Task requirements:
Identify every line in the records below that contains the word "overridden", and copy each of those lines.

** START Data supplied **

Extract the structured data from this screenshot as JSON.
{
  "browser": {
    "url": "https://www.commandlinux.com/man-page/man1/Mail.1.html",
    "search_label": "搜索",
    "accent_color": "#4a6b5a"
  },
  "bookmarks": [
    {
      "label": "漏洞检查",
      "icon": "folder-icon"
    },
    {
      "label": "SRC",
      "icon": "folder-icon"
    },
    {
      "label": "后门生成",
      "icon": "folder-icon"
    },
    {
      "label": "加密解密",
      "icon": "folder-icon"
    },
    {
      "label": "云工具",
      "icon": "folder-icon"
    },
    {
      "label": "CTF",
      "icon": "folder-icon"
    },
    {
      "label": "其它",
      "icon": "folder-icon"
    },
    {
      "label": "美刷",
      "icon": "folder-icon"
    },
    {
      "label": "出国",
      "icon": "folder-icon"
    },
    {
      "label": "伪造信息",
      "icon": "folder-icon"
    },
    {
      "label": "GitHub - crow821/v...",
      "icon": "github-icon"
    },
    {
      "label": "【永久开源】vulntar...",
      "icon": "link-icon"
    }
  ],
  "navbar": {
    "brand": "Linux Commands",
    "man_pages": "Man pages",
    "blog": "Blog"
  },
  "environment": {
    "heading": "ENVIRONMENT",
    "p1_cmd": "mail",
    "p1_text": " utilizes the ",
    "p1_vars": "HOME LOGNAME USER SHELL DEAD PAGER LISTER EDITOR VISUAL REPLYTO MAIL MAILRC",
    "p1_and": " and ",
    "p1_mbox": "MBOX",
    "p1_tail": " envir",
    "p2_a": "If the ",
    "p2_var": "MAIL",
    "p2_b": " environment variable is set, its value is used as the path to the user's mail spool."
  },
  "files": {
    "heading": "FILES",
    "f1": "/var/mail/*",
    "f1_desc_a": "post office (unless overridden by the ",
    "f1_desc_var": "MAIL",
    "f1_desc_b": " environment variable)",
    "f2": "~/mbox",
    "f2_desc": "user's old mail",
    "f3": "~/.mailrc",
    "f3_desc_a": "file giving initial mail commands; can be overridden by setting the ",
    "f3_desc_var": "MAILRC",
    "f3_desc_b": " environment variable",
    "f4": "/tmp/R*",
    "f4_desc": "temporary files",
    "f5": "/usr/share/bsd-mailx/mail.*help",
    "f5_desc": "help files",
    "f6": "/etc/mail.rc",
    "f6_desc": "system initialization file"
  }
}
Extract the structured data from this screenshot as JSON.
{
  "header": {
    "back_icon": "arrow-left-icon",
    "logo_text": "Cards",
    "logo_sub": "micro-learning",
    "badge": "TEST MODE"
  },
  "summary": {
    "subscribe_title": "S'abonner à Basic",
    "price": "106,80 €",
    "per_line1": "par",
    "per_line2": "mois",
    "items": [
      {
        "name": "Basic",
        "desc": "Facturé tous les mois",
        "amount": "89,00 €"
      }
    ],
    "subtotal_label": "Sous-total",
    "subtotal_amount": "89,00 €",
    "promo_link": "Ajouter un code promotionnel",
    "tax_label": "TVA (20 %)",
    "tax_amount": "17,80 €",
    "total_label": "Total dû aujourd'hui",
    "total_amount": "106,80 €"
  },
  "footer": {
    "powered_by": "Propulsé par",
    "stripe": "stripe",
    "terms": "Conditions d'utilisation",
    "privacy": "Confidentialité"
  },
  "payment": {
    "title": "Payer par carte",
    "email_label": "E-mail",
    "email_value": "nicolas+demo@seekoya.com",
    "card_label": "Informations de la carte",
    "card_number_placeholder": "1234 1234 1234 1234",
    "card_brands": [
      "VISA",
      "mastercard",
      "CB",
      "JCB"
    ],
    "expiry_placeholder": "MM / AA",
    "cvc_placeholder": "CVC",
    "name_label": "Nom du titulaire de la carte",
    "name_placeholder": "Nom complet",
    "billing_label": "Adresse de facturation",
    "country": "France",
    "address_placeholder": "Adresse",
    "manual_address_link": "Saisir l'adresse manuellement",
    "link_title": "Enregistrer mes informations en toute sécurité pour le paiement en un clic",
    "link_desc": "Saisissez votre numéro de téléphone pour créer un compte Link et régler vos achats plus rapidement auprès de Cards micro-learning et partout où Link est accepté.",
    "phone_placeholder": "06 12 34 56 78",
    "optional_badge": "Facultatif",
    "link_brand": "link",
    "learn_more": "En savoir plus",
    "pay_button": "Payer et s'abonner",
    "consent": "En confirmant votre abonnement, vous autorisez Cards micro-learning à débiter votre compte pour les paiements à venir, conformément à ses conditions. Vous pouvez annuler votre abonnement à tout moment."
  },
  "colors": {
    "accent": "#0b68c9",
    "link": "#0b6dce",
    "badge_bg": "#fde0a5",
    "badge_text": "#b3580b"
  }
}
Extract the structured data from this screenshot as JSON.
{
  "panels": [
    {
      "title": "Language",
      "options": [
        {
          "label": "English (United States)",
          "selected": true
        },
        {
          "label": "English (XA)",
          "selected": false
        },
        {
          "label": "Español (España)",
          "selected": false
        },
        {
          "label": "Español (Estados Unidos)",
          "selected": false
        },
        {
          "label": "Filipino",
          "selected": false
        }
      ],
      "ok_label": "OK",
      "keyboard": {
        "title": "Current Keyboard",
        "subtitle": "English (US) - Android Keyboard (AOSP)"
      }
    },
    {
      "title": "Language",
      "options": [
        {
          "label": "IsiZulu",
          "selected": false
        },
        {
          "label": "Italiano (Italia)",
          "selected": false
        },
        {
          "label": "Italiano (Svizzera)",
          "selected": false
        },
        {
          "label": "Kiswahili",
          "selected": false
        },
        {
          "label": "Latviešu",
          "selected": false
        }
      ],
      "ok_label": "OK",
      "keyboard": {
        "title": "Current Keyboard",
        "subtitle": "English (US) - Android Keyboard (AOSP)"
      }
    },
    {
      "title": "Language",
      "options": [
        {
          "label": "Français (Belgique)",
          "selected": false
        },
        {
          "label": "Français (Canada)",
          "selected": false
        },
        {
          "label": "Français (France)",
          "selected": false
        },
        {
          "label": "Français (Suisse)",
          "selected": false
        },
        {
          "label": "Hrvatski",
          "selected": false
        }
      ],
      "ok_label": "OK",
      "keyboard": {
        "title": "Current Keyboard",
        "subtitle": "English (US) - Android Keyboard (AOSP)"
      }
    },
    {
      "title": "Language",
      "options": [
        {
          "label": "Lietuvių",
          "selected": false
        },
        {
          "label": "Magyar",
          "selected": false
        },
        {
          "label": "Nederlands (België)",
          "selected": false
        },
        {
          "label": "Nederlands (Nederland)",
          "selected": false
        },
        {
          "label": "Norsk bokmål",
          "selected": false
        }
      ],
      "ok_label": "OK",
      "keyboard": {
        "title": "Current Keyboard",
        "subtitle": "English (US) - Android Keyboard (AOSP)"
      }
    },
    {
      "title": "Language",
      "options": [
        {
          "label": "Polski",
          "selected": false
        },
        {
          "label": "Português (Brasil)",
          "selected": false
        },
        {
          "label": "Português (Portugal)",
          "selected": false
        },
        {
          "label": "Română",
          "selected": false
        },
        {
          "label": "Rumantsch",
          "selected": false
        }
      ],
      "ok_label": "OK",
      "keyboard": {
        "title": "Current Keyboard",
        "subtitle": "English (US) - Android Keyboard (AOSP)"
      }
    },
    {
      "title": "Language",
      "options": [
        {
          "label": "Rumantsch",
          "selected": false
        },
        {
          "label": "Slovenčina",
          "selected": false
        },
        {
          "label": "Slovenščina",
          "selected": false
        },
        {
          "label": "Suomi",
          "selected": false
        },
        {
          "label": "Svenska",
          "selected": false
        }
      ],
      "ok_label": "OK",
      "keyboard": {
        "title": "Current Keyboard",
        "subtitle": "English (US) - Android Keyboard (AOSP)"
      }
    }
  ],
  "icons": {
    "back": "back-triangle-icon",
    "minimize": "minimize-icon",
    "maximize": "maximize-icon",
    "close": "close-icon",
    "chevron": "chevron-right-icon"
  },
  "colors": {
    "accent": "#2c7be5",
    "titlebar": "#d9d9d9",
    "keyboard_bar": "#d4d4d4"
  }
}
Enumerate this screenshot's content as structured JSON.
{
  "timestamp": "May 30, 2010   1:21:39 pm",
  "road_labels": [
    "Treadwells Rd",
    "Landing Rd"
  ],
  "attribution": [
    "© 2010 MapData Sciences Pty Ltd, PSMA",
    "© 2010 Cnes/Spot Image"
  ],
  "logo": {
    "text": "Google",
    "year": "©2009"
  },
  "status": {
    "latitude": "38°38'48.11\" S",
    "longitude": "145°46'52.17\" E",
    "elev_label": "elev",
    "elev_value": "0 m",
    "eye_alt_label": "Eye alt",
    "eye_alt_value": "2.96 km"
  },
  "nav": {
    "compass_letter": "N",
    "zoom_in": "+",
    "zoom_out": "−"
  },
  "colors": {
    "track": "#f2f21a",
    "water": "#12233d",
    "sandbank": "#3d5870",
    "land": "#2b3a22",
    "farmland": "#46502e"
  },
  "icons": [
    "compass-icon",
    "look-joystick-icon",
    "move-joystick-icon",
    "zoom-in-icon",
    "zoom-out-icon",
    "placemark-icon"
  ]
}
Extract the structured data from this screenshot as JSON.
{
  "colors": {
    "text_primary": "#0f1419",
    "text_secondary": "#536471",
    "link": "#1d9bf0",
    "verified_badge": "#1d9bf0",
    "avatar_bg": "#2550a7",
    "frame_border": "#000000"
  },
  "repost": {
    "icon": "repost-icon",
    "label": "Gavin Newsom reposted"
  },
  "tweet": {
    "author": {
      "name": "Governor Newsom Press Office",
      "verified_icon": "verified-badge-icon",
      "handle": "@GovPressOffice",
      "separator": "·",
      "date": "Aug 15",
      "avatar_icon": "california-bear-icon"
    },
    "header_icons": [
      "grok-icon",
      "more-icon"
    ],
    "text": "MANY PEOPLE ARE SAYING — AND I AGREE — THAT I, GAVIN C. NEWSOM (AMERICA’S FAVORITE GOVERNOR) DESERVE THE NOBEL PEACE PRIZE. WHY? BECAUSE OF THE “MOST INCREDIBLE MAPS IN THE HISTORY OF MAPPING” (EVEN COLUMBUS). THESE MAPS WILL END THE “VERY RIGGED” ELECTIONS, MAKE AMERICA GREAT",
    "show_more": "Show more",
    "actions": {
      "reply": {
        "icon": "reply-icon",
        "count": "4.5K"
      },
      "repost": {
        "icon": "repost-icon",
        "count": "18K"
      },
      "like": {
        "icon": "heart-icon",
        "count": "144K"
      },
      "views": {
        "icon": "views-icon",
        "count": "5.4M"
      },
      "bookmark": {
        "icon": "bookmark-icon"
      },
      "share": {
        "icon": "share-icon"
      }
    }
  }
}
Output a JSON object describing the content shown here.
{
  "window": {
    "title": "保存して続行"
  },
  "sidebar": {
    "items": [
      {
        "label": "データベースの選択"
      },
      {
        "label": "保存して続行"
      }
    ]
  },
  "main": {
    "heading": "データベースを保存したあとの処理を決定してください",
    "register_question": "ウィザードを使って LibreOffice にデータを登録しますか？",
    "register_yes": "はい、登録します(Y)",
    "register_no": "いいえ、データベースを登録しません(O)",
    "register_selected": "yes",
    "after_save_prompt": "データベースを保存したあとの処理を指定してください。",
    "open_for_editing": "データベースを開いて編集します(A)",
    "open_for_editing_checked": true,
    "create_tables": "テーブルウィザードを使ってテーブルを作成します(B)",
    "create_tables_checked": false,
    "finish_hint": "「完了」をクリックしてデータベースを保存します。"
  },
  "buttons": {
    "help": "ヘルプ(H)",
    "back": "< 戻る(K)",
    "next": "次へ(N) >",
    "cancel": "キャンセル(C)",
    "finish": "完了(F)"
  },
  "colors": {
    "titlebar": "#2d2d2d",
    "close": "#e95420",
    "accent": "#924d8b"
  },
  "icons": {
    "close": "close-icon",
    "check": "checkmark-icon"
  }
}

** END Data supplied **

Exercise solution:
    "f1_desc_a": "post office (unless overridden by the ",
    "f3_desc_a": "file giving initial mail commands; can be overridden by setting the ",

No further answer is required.